'''

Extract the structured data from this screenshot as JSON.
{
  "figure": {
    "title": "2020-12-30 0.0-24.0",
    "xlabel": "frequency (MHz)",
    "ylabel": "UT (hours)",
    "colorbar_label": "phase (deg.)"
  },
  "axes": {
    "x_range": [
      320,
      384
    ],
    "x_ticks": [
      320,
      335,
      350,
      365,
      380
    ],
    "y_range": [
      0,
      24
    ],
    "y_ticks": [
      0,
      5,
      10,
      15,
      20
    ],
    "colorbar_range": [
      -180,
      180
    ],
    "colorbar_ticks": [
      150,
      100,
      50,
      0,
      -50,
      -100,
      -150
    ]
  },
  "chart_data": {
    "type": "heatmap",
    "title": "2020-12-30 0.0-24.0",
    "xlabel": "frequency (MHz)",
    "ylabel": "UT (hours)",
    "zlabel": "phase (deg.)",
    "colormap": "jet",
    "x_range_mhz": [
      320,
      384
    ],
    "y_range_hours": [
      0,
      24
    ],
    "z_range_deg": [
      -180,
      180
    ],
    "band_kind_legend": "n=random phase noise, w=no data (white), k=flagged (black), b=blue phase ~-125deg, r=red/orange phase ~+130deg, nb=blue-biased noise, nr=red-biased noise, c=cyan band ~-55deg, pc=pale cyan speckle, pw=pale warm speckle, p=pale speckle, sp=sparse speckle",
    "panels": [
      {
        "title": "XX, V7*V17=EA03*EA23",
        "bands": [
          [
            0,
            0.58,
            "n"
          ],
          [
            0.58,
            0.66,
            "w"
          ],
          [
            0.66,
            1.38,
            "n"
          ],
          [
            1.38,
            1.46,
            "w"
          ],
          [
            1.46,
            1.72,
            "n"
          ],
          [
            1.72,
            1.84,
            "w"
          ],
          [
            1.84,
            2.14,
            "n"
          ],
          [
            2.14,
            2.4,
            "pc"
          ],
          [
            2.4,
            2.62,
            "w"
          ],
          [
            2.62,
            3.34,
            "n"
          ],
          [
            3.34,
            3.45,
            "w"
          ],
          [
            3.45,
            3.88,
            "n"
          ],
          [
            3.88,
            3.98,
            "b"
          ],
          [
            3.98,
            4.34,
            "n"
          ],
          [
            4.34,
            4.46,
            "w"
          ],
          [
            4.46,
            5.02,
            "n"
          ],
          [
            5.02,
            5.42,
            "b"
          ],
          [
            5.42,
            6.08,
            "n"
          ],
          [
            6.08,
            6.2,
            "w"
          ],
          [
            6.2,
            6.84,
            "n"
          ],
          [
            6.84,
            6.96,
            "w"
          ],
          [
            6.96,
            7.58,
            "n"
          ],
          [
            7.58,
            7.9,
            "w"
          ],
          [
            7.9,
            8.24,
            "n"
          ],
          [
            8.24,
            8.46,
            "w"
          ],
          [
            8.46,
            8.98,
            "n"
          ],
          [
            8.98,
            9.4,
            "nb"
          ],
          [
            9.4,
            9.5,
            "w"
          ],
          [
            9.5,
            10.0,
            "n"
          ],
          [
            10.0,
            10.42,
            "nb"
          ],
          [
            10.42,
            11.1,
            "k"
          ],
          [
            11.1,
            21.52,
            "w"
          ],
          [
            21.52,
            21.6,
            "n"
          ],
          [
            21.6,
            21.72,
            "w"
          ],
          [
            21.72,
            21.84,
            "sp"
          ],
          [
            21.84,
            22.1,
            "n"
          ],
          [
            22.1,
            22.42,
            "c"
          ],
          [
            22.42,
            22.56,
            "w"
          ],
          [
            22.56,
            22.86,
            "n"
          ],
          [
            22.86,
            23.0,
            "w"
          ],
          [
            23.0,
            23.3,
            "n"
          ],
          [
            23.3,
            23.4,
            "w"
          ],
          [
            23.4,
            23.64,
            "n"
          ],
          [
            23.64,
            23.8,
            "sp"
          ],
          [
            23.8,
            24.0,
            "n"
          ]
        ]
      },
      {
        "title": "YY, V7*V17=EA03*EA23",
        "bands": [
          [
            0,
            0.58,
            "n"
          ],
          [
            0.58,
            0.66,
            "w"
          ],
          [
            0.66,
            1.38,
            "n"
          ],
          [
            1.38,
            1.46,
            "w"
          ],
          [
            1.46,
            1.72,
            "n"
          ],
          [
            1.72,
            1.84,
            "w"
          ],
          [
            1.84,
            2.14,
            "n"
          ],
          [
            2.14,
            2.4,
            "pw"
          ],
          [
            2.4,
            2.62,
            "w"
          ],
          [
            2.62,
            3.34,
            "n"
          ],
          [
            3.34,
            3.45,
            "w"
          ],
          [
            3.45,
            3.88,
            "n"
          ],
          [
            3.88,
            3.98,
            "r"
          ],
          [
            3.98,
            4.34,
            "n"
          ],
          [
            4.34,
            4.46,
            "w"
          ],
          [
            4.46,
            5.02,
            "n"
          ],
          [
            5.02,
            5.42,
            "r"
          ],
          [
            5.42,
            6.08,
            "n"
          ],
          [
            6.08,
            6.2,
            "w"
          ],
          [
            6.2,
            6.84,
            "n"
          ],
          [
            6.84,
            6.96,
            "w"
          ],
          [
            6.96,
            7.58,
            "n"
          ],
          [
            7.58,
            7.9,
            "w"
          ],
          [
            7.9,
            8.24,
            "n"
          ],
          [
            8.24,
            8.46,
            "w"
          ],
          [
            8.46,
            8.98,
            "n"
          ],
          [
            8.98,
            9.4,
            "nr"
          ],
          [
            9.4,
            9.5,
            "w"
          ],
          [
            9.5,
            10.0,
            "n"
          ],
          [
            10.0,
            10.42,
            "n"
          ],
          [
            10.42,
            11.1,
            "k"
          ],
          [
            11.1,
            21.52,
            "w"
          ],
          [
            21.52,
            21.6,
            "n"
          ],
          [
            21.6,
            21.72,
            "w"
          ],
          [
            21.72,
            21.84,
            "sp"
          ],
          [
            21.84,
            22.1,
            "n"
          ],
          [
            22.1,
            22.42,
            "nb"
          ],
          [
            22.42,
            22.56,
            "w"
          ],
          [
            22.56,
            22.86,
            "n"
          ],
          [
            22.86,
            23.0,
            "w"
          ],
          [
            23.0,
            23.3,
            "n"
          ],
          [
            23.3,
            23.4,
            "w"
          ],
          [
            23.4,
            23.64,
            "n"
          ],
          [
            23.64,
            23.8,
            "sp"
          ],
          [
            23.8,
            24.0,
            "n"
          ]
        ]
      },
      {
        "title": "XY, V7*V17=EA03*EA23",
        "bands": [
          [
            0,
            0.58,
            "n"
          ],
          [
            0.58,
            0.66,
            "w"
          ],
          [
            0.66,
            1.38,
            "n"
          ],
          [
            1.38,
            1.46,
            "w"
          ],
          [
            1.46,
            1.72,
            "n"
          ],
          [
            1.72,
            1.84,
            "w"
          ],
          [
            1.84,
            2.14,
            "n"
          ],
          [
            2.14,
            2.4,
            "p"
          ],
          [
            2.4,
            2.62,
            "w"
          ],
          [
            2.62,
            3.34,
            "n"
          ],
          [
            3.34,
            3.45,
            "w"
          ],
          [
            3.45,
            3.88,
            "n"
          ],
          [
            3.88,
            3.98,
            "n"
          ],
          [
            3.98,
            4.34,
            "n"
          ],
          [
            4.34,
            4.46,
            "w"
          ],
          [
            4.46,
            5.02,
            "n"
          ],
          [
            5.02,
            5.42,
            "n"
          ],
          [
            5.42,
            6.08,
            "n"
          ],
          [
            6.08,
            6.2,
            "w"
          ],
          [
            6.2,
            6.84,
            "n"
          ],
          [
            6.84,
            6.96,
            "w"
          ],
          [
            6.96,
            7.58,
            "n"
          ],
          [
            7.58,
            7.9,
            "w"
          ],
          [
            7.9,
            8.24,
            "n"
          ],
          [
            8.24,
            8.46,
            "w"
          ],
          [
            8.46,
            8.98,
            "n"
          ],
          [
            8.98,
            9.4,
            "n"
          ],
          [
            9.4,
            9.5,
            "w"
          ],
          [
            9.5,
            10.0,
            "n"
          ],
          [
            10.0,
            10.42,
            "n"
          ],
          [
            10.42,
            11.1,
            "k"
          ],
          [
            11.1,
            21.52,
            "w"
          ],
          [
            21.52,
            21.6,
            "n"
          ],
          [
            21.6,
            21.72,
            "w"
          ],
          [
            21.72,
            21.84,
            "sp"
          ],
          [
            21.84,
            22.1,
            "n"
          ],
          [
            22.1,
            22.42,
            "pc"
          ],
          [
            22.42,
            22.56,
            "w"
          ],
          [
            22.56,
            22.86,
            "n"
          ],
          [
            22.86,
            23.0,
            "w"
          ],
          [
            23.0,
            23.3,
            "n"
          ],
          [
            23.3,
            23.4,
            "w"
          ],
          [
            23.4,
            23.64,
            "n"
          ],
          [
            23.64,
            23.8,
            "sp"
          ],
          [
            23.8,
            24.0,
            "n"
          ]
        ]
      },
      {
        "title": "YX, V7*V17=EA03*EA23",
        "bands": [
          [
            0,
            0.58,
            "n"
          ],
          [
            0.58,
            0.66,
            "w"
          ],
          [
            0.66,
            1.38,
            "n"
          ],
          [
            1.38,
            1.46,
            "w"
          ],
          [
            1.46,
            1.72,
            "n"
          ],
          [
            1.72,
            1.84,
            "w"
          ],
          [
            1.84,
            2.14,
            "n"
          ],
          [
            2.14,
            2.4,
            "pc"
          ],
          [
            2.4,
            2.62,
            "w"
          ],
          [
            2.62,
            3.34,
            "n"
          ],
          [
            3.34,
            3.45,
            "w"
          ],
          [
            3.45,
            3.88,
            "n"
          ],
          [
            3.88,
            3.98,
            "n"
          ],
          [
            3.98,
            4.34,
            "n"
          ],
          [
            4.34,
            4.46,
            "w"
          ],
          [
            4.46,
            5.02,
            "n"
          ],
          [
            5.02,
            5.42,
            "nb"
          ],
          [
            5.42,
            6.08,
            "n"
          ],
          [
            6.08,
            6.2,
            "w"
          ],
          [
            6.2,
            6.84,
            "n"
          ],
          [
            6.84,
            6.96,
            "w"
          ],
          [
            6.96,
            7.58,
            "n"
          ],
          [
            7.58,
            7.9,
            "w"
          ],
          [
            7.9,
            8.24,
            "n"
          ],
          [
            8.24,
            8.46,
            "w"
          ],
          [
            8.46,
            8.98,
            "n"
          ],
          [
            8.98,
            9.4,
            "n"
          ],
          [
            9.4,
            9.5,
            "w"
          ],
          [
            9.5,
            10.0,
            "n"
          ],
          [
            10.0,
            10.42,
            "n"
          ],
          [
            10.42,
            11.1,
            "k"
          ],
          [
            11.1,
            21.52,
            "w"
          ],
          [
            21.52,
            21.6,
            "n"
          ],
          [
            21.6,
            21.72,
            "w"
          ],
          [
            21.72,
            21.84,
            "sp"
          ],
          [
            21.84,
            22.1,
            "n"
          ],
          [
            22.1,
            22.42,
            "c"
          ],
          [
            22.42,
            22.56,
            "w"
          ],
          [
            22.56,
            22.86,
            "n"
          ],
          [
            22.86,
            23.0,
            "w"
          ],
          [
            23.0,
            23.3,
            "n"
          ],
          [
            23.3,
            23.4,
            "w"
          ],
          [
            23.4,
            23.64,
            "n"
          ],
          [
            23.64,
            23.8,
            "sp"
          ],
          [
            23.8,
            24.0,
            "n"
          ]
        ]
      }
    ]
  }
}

'''

What is needed: Say the number of lines in the records above that include the string "title", and no more.

Output for this exercise: 6